Thursday, April 07, 2005

iMac Airport Cards & Linksys Wireless Routers

I promise, despite the overly tech-head title of this article, it will eventually apply to all of you. Really.

The last three months have been a veritable blizzard of changing addresses, unpacking boxes, and hooking up various services to our home. The one great holdout has been an internet connection. Easton (as many of you know) hasn't been wired for cable (therefore, no cable modem) and we're too far from the nearest phone "station box" for DSL... so the only choices is dial-up.

Except that the church has a satellite broadband connection... and a wireless router pointed at the parsonage. (I'm sure I've lost some of you by now - let me try to explain it a little better: it's like having a super-fast cable modem connected to a DirectTV dish at the church office, which we can connect at the house kinda like a cell phone uses a cell tower to connect.) All we had to do was make our poor little iMac wireless-ready. And all that takes is what Apple calls an "Airport Card".

● ● ● ● ●

Task set:
a. In the post about connecting an iMac to the church's wireless router, why is DSL not an option for the house?
b. Pick up the post about connecting an iMac to the church's wireless router after its final sentence and keep writing it.

● ● ● ● ●

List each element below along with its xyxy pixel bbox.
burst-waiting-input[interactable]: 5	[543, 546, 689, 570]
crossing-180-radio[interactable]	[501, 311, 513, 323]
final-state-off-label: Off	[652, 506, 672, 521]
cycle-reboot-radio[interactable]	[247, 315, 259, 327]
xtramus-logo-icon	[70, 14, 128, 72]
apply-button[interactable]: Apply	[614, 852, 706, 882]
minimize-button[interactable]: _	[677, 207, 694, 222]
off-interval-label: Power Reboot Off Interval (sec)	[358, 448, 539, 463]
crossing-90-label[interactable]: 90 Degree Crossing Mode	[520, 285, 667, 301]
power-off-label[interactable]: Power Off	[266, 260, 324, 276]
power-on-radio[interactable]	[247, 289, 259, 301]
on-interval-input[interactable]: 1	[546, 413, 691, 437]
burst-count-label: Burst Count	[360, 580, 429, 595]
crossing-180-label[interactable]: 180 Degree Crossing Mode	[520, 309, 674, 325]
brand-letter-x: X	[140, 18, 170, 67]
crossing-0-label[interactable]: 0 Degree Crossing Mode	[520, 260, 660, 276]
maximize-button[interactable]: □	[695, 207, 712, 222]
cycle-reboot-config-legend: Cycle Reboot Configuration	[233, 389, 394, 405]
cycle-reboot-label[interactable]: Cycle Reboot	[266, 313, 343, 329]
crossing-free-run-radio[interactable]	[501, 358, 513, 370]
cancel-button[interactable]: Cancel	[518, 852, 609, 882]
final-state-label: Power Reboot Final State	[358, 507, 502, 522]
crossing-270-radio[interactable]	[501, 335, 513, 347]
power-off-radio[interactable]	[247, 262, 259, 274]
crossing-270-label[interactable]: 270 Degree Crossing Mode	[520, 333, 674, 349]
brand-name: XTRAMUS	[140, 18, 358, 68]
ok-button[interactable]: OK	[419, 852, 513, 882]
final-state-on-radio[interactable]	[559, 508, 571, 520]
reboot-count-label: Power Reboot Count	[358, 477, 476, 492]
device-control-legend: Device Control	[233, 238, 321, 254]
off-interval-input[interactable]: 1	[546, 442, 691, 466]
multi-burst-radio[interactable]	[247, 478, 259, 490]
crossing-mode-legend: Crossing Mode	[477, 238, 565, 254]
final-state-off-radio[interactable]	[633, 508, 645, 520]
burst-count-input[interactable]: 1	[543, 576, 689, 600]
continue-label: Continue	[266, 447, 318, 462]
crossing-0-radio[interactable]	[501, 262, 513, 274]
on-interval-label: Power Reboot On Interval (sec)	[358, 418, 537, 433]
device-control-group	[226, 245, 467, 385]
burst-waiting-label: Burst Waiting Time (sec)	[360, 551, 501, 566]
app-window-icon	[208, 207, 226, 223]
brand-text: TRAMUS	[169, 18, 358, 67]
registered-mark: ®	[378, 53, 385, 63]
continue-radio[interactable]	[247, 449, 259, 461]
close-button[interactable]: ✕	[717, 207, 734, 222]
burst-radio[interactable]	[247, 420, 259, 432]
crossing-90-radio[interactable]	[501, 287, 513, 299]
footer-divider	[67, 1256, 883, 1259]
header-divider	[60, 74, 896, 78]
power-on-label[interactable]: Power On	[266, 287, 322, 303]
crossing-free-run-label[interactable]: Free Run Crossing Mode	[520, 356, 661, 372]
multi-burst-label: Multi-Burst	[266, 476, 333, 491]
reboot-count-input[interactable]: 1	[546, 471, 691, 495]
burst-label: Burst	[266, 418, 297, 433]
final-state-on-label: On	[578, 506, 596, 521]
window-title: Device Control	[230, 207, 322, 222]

● ● ● ● ●

Expected outputs:
a. The house is too far from the nearest phone "station box."

b.
Well, I bought & installed the Airport card... and it didn't work. So, I called Mark Curts and got the passwords & other necessary stuff from him (hi, Mark!). No luck. I had a tech-savvy friend from Nashville (hi, Chip!) help me with the wireless router at the church. Still didn't work. A gamer buddy here in Fresno (hi, Randy!) brought his laptop and checked to make sure we could get a signal in the house. We could - but not with our computer. A friend of Nancy's from Northpointe (hi, Dana!) helped make sure everything was cool at the church and did major research into how to make the Airport card work. Close, but no cigar. I called Apple Tech Support (twice!) and got some helpful answers... but their final call was simply "take to a service provider who can look at it." (And we won't get into how non-helpful CompUsa was... sigh.)

So, yesterday, my dad & I drove 100+ miles to Modesto, CA, to Mac Daddy (yep, the place really is called Mac Daddy.) A Gen-X looking dude in a knit cap (hi, Jeff!) popped open the back of my ruby iMac, moved a couple of things around... and made it work. (Here's a short plug for the guys who rescued my 'puter: http://www.macdaddy.net/)

That's all it took... 5 minutes with a guy who knew exactly what to do.

My mind made a jump this morning from my computer 'life' to my spiritual life. Why in the world do I spend so much time asking people for help when God himself, the ultimate tech-head when it comes to my life, is waiting to tune me up and connect me to His love & power. He knows exactly what to do. Nothing wrong with other people, mind you... but it makes a whole lot more sense to go to God first.

What do you need to go to God about today? Where & how do you need to be connected?

For I know the plans I have for you," declares the Lord, "plans to prosper you and not to harm you, plans to give you hope and a future. Then you will call upon me and come and pray to me, and I will listen to you. You will seek me and find me when you seek me with all your heart.

Jeremiah 29:11-13 (NIV)

This post originally appeared in the 10/23/03 edition of The Grapevine, the newsletter of NewLife Community Church.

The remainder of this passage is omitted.